RECORDS SHOWN

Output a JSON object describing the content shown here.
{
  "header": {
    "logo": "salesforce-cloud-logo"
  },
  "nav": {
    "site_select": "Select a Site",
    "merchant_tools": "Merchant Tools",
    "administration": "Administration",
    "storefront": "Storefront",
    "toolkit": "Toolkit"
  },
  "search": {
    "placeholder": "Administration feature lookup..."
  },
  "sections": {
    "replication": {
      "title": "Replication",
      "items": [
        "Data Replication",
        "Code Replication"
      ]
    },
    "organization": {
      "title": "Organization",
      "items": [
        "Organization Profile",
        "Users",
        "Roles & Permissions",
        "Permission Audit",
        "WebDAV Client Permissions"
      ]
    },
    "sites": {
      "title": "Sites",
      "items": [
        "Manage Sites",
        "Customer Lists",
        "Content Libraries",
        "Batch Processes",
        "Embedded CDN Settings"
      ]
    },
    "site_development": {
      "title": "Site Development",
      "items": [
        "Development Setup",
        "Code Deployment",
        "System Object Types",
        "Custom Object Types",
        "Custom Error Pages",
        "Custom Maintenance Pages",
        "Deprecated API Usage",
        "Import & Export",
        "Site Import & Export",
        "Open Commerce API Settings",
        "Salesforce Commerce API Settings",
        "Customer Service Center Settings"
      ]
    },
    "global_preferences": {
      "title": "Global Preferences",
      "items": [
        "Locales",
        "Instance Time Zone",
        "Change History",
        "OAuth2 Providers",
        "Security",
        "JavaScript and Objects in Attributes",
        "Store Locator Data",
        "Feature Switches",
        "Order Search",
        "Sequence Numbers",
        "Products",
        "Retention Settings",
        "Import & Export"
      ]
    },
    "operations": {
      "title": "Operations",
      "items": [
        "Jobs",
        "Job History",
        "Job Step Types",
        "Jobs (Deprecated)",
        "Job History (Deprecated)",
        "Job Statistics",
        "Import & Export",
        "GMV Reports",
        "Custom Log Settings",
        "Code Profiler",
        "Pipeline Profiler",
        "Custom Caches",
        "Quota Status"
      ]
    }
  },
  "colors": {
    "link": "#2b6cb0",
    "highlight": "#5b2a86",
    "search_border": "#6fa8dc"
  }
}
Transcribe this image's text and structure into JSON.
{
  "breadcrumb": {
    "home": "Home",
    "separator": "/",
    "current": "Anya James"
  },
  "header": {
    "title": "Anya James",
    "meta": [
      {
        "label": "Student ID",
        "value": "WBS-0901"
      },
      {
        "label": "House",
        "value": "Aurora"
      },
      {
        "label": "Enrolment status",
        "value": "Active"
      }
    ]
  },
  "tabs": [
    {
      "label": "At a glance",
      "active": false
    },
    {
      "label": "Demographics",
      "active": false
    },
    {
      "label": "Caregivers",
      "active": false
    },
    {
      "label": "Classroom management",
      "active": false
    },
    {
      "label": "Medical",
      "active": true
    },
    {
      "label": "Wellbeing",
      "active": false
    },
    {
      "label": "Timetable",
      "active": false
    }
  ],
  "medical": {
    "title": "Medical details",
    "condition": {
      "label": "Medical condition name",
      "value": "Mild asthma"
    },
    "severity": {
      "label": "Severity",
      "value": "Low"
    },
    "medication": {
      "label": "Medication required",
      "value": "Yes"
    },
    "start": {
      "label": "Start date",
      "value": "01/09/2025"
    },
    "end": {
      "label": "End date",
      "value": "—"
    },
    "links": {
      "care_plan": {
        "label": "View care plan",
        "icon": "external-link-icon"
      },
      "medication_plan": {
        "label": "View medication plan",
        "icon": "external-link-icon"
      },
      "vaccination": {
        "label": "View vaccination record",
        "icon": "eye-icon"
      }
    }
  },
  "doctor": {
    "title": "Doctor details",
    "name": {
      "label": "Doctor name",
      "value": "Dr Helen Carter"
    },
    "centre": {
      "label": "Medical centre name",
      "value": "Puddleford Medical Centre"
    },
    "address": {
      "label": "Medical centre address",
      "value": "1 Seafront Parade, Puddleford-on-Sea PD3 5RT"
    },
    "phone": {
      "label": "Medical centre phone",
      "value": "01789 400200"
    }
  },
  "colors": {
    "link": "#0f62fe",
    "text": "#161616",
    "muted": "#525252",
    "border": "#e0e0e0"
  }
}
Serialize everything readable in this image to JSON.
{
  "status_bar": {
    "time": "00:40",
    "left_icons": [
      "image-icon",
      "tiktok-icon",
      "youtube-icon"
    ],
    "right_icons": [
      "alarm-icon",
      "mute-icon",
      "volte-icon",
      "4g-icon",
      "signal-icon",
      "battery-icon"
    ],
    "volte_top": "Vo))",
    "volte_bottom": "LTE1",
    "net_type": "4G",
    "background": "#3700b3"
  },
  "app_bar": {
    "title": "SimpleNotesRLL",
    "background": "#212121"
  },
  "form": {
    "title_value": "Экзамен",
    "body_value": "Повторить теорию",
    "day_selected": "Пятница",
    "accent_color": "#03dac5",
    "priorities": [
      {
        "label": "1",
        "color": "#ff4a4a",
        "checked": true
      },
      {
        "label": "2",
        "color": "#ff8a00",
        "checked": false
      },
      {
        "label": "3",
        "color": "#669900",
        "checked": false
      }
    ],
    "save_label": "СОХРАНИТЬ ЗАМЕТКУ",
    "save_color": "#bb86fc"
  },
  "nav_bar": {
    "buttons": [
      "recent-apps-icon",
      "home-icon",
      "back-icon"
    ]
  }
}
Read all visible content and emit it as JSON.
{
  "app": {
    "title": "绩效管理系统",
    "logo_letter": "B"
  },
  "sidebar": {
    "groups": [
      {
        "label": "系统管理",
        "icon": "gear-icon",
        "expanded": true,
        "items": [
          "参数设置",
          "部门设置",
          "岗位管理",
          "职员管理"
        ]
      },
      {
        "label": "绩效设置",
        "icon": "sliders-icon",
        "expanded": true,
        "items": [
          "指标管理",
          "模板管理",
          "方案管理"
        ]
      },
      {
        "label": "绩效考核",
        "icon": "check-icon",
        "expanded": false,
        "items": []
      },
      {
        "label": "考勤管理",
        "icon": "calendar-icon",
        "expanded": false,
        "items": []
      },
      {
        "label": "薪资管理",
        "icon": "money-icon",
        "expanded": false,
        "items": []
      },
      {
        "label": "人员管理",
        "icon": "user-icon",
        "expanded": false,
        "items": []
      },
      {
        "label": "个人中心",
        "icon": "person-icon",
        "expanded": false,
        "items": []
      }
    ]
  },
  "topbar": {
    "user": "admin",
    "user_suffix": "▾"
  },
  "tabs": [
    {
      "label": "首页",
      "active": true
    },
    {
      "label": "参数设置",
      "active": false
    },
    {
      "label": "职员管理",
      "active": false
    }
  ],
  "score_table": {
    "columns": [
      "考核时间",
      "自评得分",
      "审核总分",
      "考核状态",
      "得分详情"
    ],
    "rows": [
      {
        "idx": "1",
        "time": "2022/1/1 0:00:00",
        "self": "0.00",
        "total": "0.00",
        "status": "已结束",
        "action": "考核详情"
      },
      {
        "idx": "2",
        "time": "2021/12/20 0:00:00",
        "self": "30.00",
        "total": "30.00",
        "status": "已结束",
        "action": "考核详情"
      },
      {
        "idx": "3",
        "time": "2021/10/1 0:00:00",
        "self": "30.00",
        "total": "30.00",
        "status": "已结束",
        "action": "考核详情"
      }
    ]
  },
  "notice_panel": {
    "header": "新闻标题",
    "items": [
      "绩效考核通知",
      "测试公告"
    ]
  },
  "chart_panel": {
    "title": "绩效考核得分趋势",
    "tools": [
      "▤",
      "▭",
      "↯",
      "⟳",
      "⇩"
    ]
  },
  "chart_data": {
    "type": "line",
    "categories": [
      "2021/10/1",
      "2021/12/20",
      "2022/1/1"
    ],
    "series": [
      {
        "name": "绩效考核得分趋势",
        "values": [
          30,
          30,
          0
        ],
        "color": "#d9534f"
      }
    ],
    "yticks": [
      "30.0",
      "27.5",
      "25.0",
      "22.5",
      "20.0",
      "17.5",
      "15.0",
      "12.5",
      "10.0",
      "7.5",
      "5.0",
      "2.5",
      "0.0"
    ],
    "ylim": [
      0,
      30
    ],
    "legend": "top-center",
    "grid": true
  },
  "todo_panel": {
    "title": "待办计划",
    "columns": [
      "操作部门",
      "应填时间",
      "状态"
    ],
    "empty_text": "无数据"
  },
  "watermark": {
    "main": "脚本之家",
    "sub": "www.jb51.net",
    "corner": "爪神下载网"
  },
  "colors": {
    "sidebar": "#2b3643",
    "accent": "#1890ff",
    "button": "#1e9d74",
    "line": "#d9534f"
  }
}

SHORT TASK
In the records above, find the lines containing "Types" and copy them.

RESULT FOR THIS TASK
        "System Object Types",
        "Custom Object Types",
        "Job Step Types",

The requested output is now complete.